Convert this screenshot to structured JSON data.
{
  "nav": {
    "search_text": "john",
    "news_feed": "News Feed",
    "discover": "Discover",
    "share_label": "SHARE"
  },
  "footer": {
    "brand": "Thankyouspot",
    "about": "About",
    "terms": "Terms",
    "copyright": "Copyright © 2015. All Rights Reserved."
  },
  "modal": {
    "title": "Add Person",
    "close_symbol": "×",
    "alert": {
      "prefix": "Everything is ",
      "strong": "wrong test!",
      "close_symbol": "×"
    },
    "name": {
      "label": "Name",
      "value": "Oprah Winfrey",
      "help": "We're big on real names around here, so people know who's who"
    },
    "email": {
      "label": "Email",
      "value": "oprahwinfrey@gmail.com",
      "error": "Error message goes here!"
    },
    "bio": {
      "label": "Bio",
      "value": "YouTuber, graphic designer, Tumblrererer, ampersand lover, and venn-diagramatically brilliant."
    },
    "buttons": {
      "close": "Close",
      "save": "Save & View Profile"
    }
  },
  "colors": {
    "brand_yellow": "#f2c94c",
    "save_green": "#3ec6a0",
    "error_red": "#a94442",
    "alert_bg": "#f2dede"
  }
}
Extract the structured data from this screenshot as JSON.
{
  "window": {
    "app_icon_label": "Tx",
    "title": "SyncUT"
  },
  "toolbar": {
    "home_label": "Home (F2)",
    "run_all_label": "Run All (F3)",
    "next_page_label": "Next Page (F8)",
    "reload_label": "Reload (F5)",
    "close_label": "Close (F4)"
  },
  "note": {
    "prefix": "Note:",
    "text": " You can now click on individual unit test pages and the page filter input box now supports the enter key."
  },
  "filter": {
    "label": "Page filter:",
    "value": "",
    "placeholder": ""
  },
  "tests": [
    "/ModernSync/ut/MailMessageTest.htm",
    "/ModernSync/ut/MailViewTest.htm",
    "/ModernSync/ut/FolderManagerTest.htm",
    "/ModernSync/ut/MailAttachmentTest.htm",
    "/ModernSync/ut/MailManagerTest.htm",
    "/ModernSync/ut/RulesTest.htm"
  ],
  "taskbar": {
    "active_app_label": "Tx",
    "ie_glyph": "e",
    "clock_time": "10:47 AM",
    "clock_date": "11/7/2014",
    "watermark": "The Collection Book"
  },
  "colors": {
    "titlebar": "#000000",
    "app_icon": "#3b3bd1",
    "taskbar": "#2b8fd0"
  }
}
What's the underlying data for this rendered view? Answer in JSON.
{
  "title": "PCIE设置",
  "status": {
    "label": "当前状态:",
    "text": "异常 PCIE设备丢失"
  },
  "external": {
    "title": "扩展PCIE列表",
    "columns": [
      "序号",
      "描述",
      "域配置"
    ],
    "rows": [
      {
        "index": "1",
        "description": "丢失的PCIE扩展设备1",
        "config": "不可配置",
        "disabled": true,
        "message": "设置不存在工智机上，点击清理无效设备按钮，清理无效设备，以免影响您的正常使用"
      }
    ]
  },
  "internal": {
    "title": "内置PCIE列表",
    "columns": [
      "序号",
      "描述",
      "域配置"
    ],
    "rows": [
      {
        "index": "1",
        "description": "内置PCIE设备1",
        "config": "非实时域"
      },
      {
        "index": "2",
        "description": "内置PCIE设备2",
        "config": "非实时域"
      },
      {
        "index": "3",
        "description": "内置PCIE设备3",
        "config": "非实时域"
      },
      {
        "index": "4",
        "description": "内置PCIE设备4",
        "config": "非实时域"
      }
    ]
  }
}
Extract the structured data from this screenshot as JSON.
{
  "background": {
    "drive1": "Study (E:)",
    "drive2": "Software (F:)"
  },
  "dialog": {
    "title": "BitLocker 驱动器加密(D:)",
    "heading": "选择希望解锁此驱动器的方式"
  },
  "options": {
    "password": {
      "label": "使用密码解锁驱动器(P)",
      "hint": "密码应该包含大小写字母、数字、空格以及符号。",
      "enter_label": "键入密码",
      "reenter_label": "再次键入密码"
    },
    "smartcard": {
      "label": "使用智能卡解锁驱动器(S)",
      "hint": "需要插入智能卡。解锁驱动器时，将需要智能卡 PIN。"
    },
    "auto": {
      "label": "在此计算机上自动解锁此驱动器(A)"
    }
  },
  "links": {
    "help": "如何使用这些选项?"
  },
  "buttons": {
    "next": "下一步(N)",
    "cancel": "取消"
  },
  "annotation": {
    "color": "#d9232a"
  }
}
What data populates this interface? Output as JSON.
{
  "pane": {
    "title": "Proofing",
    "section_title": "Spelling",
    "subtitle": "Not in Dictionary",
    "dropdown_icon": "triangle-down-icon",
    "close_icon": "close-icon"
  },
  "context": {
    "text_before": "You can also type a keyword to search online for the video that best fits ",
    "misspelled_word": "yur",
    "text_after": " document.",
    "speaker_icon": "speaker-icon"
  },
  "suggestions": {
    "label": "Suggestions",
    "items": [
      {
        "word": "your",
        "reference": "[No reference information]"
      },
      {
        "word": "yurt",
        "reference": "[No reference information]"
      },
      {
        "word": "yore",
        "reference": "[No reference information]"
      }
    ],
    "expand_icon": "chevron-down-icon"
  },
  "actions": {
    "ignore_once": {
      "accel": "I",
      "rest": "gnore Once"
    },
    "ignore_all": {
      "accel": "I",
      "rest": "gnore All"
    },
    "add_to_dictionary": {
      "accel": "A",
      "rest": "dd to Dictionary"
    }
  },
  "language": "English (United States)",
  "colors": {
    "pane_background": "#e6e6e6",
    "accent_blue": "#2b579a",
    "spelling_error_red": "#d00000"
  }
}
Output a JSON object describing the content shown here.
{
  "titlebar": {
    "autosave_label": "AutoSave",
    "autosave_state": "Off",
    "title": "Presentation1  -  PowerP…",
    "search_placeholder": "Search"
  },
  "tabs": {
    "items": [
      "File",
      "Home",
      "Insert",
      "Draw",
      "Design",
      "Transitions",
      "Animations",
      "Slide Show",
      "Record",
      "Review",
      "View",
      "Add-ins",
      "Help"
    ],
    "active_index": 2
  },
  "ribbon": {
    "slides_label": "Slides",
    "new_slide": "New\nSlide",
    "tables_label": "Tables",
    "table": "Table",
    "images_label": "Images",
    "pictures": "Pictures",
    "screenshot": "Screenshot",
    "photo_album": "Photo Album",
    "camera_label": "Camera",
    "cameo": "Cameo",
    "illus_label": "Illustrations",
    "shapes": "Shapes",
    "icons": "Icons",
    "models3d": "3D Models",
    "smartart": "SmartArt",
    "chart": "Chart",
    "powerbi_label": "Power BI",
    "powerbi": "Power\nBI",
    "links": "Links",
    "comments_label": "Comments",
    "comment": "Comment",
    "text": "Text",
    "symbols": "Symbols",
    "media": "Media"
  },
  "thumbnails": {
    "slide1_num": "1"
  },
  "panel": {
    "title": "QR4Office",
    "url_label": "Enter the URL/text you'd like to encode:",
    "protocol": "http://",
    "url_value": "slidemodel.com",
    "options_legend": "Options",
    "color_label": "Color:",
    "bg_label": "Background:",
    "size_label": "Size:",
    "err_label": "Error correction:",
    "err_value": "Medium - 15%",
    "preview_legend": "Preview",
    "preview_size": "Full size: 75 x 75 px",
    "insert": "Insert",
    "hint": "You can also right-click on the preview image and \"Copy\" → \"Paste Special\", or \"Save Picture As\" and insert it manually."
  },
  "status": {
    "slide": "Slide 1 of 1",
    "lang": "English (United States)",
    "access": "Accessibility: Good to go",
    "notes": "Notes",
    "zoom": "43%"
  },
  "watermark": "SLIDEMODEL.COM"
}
───
Aim
Extract each line of the listing above, copying it word for word.

Reply to the exercise
Convert this screenshot to structured JSON data.
{
  "nav": {
    "search_text": "john",
    "news_feed": "News Feed",
    "discover": "Discover",
    "share_label": "SHARE"
  },
  "footer": {
    "brand": "Thankyouspot",
    "about": "About",
    "terms": "Terms",
    "copyright": "Copyright © 2015. All Rights Reserved."
  },
  "modal": {
    "title": "Add Person",
    "close_symbol": "×",
    "alert": {
      "prefix": "Everything is ",
      "strong": "wrong test!",
      "close_symbol": "×"
    },
    "name": {
      "label": "Name",
      "value": "Oprah Winfrey",
      "help": "We're big on real names around here, so people know who's who"
    },
    "email": {
      "label": "Email",
      "value": "oprahwinfrey@gmail.com",
      "error": "Error message goes here!"
    },
    "bio": {
      "label": "Bio",
      "value": "YouTuber, graphic designer, Tumblrererer, ampersand lover, and venn-diagramatically brilliant."
    },
    "buttons": {
      "close": "Close",
      "save": "Save & View Profile"
    }
  },
  "colors": {
    "brand_yellow": "#f2c94c",
    "save_green": "#3ec6a0",
    "error_red": "#a94442",
    "alert_bg": "#f2dede"
  }
}
Extract the structured data from this screenshot as JSON.
{
  "window": {
    "app_icon_label": "Tx",
    "title": "SyncUT"
  },
  "toolbar": {
    "home_label": "Home (F2)",
    "run_all_label": "Run All (F3)",
    "next_page_label": "Next Page (F8)",
    "reload_label": "Reload (F5)",
    "close_label": "Close (F4)"
  },
  "note": {
    "prefix": "Note:",
    "text": " You can now click on individual unit test pages and the page filter input box now supports the enter key."
  },
  "filter": {
    "label": "Page filter:",
    "value": "",
    "placeholder": ""
  },
  "tests": [
    "/ModernSync/ut/MailMessageTest.htm",
    "/ModernSync/ut/MailViewTest.htm",
    "/ModernSync/ut/FolderManagerTest.htm",
    "/ModernSync/ut/MailAttachmentTest.htm",
    "/ModernSync/ut/MailManagerTest.htm",
    "/ModernSync/ut/RulesTest.htm"
  ],
  "taskbar": {
    "active_app_label": "Tx",
    "ie_glyph": "e",
    "clock_time": "10:47 AM",
    "clock_date": "11/7/2014",
    "watermark": "The Collection Book"
  },
  "colors": {
    "titlebar": "#000000",
    "app_icon": "#3b3bd1",
    "taskbar": "#2b8fd0"
  }
}
What's the underlying data for this rendered view? Answer in JSON.
{
  "title": "PCIE设置",
  "status": {
    "label": "当前状态:",
    "text": "异常 PCIE设备丢失"
  },
  "external": {
    "title": "扩展PCIE列表",
    "columns": [
      "序号",
      "描述",
      "域配置"
    ],
    "rows": [
      {
        "index": "1",
        "description": "丢失的PCIE扩展设备1",
        "config": "不可配置",
        "disabled": true,
        "message": "设置不存在工智机上，点击清理无效设备按钮，清理无效设备，以免影响您的正常使用"
      }
    ]
  },
  "internal": {
    "title": "内置PCIE列表",
    "columns": [
      "序号",
      "描述",
      "域配置"
    ],
    "rows": [
      {
        "index": "1",
        "description": "内置PCIE设备1",
        "config": "非实时域"
      },
      {
        "index": "2",
        "description": "内置PCIE设备2",
        "config": "非实时域"
      },
      {
        "index": "3",
        "description": "内置PCIE设备3",
        "config": "非实时域"
      },
      {
        "index": "4",
        "description": "内置PCIE设备4",
        "config": "非实时域"
      }
    ]
  }
}
Extract the structured data from this screenshot as JSON.
{
  "background": {
    "drive1": "Study (E:)",
    "drive2": "Software (F:)"
  },
  "dialog": {
    "title": "BitLocker 驱动器加密(D:)",
    "heading": "选择希望解锁此驱动器的方式"
  },
  "options": {
    "password": {
      "label": "使用密码解锁驱动器(P)",
      "hint": "密码应该包含大小写字母、数字、空格以及符号。",
      "enter_label": "键入密码",
      "reenter_label": "再次键入密码"
    },
    "smartcard": {
      "label": "使用智能卡解锁驱动器(S)",
      "hint": "需要插入智能卡。解锁驱动器时，将需要智能卡 PIN。"
    },
    "auto": {
      "label": "在此计算机上自动解锁此驱动器(A)"
    }
  },
  "links": {
    "help": "如何使用这些选项?"
  },
  "buttons": {
    "next": "下一步(N)",
    "cancel": "取消"
  },
  "annotation": {
    "color": "#d9232a"
  }
}
What data populates this interface? Output as JSON.
{
  "pane": {
    "title": "Proofing",
    "section_title": "Spelling",
    "subtitle": "Not in Dictionary",
    "dropdown_icon": "triangle-down-icon",
    "close_icon": "close-icon"
  },
  "context": {
    "text_before": "You can also type a keyword to search online for the video that best fits ",
    "misspelled_word": "yur",
    "text_after": " document.",
    "speaker_icon": "speaker-icon"
  },
  "suggestions": {
    "label": "Suggestions",
    "items": [
      {
        "word": "your",
        "reference": "[No reference information]"
      },
      {
        "word": "yurt",
        "reference": "[No reference information]"
      },
      {
        "word": "yore",
        "reference": "[No reference information]"
      }
    ],
    "expand_icon": "chevron-down-icon"
  },
  "actions": {
    "ignore_once": {
      "accel": "I",
      "rest": "gnore Once"
    },
    "ignore_all": {
      "accel": "I",
      "rest": "gnore All"
    },
    "add_to_dictionary": {
      "accel": "A",
      "rest": "dd to Dictionary"
    }
  },
  "language": "English (United States)",
  "colors": {
    "pane_background": "#e6e6e6",
    "accent_blue": "#2b579a",
    "spelling_error_red": "#d00000"
  }
}
Output a JSON object describing the content shown here.
{
  "titlebar": {
    "autosave_label": "AutoSave",
    "autosave_state": "Off",
    "title": "Presentation1  -  PowerP…",
    "search_placeholder": "Search"
  },
  "tabs": {
    "items": [
      "File",
      "Home",
      "Insert",
      "Draw",
      "Design",
      "Transitions",
      "Animations",
      "Slide Show",
      "Record",
      "Review",
      "View",
      "Add-ins",
      "Help"
    ],
    "active_index": 2
  },
  "ribbon": {
    "slides_label": "Slides",
    "new_slide": "New\nSlide",
    "tables_label": "Tables",
    "table": "Table",
    "images_label": "Images",
    "pictures": "Pictures",
    "screenshot": "Screenshot",
    "photo_album": "Photo Album",
    "camera_label": "Camera",
    "cameo": "Cameo",
    "illus_label": "Illustrations",
    "shapes": "Shapes",
    "icons": "Icons",
    "models3d": "3D Models",
    "smartart": "SmartArt",
    "chart": "Chart",
    "powerbi_label": "Power BI",
    "powerbi": "Power\nBI",
    "links": "Links",
    "comments_label": "Comments",
    "comment": "Comment",
    "text": "Text",
    "symbols": "Symbols",
    "media": "Media"
  },
  "thumbnails": {
    "slide1_num": "1"
  },
  "panel": {
    "title": "QR4Office",
    "url_label": "Enter the URL/text you'd like to encode:",
    "protocol": "http://",
    "url_value": "slidemodel.com",
    "options_legend": "Options",
    "color_label": "Color:",
    "bg_label": "Background:",
    "size_label": "Size:",
    "err_label": "Error correction:",
    "err_value": "Medium - 15%",
    "preview_legend": "Preview",
    "preview_size": "Full size: 75 x 75 px",
    "insert": "Insert",
    "hint": "You can also right-click on the preview image and \"Copy\" → \"Paste Special\", or \"Save Picture As\" and insert it manually."
  },
  "status": {
    "slide": "Slide 1 of 1",
    "lang": "English (United States)",
    "access": "Accessibility: Good to go",
    "notes": "Notes",
    "zoom": "43%"
  },
  "watermark": "SLIDEMODEL.COM"
}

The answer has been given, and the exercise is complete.